# Set problem
Exactly reproduce the entries, dropping any pictures from your copy.

Data listing:

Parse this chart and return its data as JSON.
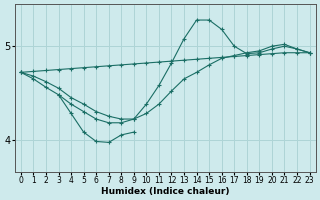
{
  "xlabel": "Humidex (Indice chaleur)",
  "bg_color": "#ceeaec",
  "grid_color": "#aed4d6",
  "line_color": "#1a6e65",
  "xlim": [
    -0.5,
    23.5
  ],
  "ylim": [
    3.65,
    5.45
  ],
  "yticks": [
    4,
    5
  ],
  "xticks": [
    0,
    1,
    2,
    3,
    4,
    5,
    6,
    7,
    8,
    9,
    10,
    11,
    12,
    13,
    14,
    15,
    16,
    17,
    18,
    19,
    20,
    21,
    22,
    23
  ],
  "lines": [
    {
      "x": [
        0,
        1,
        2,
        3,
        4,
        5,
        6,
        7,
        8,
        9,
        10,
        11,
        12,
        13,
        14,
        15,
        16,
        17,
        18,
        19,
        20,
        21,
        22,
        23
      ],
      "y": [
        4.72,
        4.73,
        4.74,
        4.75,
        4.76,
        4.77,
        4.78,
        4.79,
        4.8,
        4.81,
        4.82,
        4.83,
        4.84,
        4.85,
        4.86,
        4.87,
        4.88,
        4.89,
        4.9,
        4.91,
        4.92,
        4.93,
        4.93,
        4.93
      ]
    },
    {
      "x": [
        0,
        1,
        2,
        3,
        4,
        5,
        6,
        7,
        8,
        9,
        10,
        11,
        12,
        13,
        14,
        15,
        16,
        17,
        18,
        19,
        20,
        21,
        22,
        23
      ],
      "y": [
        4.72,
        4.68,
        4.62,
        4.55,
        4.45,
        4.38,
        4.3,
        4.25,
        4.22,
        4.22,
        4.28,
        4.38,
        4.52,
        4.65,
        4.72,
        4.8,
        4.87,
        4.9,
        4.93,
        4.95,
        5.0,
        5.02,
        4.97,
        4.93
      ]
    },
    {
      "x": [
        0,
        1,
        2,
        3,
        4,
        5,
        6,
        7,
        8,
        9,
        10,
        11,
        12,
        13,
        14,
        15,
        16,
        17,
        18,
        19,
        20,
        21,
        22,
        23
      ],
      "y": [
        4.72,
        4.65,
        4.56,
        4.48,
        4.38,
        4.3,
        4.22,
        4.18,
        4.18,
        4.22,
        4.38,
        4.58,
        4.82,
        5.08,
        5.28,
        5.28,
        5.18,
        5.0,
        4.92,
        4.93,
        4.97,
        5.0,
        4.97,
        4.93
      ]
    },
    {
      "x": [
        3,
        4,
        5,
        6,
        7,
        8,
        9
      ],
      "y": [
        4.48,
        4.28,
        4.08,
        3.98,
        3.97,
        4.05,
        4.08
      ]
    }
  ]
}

# Output for this exercise
Parse this chart and return its data as JSON.
{
  "xlabel": "Humidex (Indice chaleur)",
  "bg_color": "#ceeaec",
  "grid_color": "#aed4d6",
  "line_color": "#1a6e65",
  "xlim": [
    -0.5,
    23.5
  ],
  "ylim": [
    3.65,
    5.45
  ],
  "yticks": [
    4,
    5
  ],
  "xticks": [
    0,
    1,
    2,
    3,
    4,
    5,
    6,
    7,
    8,
    9,
    10,
    11,
    12,
    13,
    14,
    15,
    16,
    17,
    18,
    19,
    20,
    21,
    22,
    23
  ],
  "lines": [
    {
      "x": [
        0,
        1,
        2,
        3,
        4,
        5,
        6,
        7,
        8,
        9,
        10,
        11,
        12,
        13,
        14,
        15,
        16,
        17,
        18,
        19,
        20,
        21,
        22,
        23
      ],
      "y": [
        4.72,
        4.73,
        4.74,
        4.75,
        4.76,
        4.77,
        4.78,
        4.79,
        4.8,
        4.81,
        4.82,
        4.83,
        4.84,
        4.85,
        4.86,
        4.87,
        4.88,
        4.89,
        4.9,
        4.91,
        4.92,
        4.93,
        4.93,
        4.93
      ]
    },
    {
      "x": [
        0,
        1,
        2,
        3,
        4,
        5,
        6,
        7,
        8,
        9,
        10,
        11,
        12,
        13,
        14,
        15,
        16,
        17,
        18,
        19,
        20,
        21,
        22,
        23
      ],
      "y": [
        4.72,
        4.68,
        4.62,
        4.55,
        4.45,
        4.38,
        4.3,
        4.25,
        4.22,
        4.22,
        4.28,
        4.38,
        4.52,
        4.65,
        4.72,
        4.8,
        4.87,
        4.9,
        4.93,
        4.95,
        5.0,
        5.02,
        4.97,
        4.93
      ]
    },
    {
      "x": [
        0,
        1,
        2,
        3,
        4,
        5,
        6,
        7,
        8,
        9,
        10,
        11,
        12,
        13,
        14,
        15,
        16,
        17,
        18,
        19,
        20,
        21,
        22,
        23
      ],
      "y": [
        4.72,
        4.65,
        4.56,
        4.48,
        4.38,
        4.3,
        4.22,
        4.18,
        4.18,
        4.22,
        4.38,
        4.58,
        4.82,
        5.08,
        5.28,
        5.28,
        5.18,
        5.0,
        4.92,
        4.93,
        4.97,
        5.0,
        4.97,
        4.93
      ]
    },
    {
      "x": [
        3,
        4,
        5,
        6,
        7,
        8,
        9
      ],
      "y": [
        4.48,
        4.28,
        4.08,
        3.98,
        3.97,
        4.05,
        4.08
      ]
    }
  ]
}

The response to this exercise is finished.